• Data supplied:
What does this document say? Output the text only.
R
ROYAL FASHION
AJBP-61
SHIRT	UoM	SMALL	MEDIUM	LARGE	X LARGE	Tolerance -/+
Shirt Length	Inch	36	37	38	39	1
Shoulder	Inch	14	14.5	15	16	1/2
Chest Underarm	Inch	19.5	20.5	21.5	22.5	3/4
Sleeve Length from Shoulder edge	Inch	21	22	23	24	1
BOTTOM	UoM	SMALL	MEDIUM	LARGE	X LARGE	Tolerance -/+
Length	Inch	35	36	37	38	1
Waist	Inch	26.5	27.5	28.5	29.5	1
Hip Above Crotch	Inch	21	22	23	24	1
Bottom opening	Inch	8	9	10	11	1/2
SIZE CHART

• What to work on: Every line of the data above should be reproduced word for word.

• Written response:
What does this document say? Output the text only.
R
ROYAL FASHION
AJBP-61
SHIRT	UoM	SMALL	MEDIUM	LARGE	X LARGE	Tolerance -/+
Shirt Length	Inch	36	37	38	39	1
Shoulder	Inch	14	14.5	15	16	1/2
Chest Underarm	Inch	19.5	20.5	21.5	22.5	3/4
Sleeve Length from Shoulder edge	Inch	21	22	23	24	1
BOTTOM	UoM	SMALL	MEDIUM	LARGE	X LARGE	Tolerance -/+
Length	Inch	35	36	37	38	1
Waist	Inch	26.5	27.5	28.5	29.5	1
Hip Above Crotch	Inch	21	22	23	24	1
Bottom opening	Inch	8	9	10	11	1/2
SIZE CHART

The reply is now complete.